(Task to complete): Copy out the lines from the one holding "- window: [400, 0, 433, 9]" through the one holding "- wall-sdb-divider: [472, 573, 573, 580]", inclusive, and reproduce them exactly.
┏━━
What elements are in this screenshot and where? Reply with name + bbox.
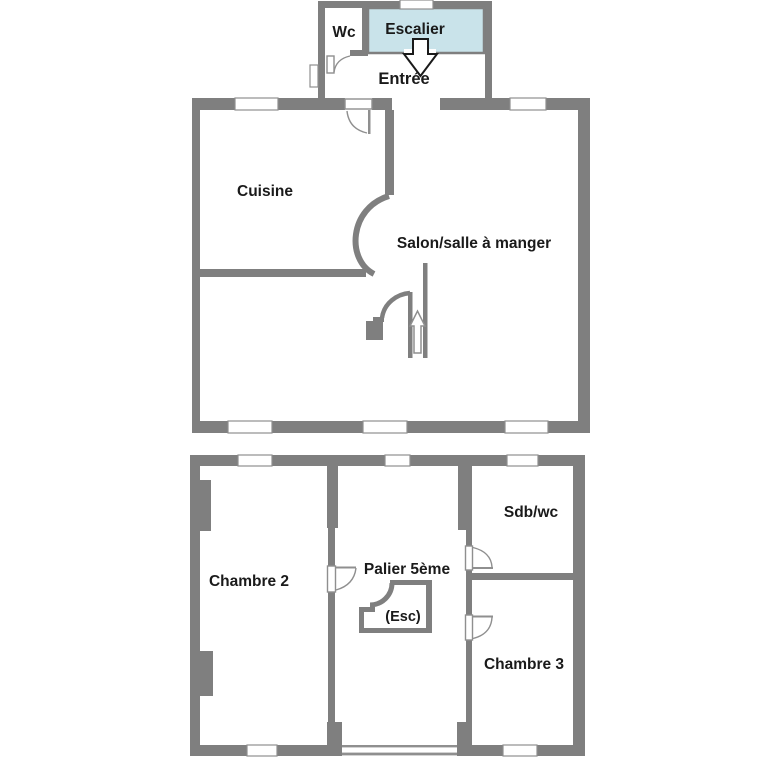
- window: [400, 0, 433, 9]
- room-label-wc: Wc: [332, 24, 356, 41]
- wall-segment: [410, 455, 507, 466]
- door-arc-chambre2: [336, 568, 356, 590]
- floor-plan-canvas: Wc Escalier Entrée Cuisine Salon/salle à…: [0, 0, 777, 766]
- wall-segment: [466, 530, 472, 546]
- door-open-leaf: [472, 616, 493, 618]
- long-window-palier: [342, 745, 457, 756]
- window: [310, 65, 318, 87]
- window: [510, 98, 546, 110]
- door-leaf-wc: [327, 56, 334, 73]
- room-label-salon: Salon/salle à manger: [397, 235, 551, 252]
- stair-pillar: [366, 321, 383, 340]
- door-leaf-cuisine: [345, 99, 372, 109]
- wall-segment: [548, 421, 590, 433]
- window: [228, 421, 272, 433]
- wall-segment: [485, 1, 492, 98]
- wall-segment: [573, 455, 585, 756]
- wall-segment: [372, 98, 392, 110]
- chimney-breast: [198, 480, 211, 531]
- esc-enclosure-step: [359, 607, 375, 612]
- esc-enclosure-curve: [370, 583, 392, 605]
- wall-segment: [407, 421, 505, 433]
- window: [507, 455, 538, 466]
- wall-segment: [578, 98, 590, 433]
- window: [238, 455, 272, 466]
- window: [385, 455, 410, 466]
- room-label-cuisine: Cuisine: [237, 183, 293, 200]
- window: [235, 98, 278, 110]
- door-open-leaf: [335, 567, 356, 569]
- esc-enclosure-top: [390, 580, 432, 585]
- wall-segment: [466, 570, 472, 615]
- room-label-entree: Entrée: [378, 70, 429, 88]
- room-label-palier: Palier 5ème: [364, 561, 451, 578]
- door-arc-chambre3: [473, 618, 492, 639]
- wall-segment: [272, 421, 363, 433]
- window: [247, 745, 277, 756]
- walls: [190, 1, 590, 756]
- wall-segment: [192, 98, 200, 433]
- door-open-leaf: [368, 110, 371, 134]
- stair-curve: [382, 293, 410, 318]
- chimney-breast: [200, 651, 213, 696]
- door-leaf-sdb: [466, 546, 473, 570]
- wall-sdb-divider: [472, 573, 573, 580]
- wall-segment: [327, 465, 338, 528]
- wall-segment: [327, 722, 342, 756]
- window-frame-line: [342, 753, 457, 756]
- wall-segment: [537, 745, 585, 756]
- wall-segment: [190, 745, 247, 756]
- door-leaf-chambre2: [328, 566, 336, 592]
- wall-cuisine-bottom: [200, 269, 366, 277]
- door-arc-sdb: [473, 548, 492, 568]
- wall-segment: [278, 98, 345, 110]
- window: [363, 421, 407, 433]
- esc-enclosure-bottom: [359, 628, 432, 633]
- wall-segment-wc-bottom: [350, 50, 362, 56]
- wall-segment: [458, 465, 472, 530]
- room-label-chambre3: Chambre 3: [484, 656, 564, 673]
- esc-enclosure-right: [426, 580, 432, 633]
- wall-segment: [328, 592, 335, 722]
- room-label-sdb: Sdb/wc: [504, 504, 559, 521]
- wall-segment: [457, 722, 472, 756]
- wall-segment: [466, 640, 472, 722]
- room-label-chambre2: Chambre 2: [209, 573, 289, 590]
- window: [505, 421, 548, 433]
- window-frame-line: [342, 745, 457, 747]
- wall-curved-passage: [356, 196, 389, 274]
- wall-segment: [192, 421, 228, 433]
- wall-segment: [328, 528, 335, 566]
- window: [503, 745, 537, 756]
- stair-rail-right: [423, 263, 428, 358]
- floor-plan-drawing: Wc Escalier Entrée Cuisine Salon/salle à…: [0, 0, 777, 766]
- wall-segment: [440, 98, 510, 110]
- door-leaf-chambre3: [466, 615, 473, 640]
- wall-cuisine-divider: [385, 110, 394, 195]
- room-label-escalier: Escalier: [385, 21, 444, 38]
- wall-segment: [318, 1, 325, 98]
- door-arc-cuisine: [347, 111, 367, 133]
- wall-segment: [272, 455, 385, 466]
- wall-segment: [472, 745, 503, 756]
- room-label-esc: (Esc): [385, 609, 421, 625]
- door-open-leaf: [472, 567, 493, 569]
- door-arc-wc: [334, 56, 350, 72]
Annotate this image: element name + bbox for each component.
┗━━
(Worked solution):
- window: [400, 0, 433, 9]
- room-label-wc: Wc: [332, 24, 356, 41]
- wall-segment: [410, 455, 507, 466]
- door-arc-chambre2: [336, 568, 356, 590]
- floor-plan-canvas: Wc Escalier Entrée Cuisine Salon/salle à…: [0, 0, 777, 766]
- wall-segment: [466, 530, 472, 546]
- door-open-leaf: [472, 616, 493, 618]
- long-window-palier: [342, 745, 457, 756]
- window: [310, 65, 318, 87]
- window: [510, 98, 546, 110]
- door-leaf-wc: [327, 56, 334, 73]
- room-label-salon: Salon/salle à manger: [397, 235, 551, 252]
- stair-pillar: [366, 321, 383, 340]
- door-leaf-cuisine: [345, 99, 372, 109]
- wall-segment: [548, 421, 590, 433]
- window: [228, 421, 272, 433]
- wall-segment: [485, 1, 492, 98]
- wall-segment: [573, 455, 585, 756]
- wall-segment: [372, 98, 392, 110]
- chimney-breast: [198, 480, 211, 531]
- esc-enclosure-step: [359, 607, 375, 612]
- esc-enclosure-curve: [370, 583, 392, 605]
- wall-segment: [407, 421, 505, 433]
- window: [507, 455, 538, 466]
- wall-segment: [578, 98, 590, 433]
- window: [238, 455, 272, 466]
- window: [385, 455, 410, 466]
- room-label-cuisine: Cuisine: [237, 183, 293, 200]
- window: [235, 98, 278, 110]
- door-open-leaf: [335, 567, 356, 569]
- esc-enclosure-top: [390, 580, 432, 585]
- wall-segment: [466, 570, 472, 615]
- room-label-entree: Entrée: [378, 70, 429, 88]
- room-label-palier: Palier 5ème: [364, 561, 451, 578]
- door-arc-chambre3: [473, 618, 492, 639]
- wall-segment: [272, 421, 363, 433]
- window: [247, 745, 277, 756]
- walls: [190, 1, 590, 756]
- wall-segment: [192, 98, 200, 433]
- door-open-leaf: [368, 110, 371, 134]
- stair-curve: [382, 293, 410, 318]
- chimney-breast: [200, 651, 213, 696]
- door-leaf-sdb: [466, 546, 473, 570]
- wall-sdb-divider: [472, 573, 573, 580]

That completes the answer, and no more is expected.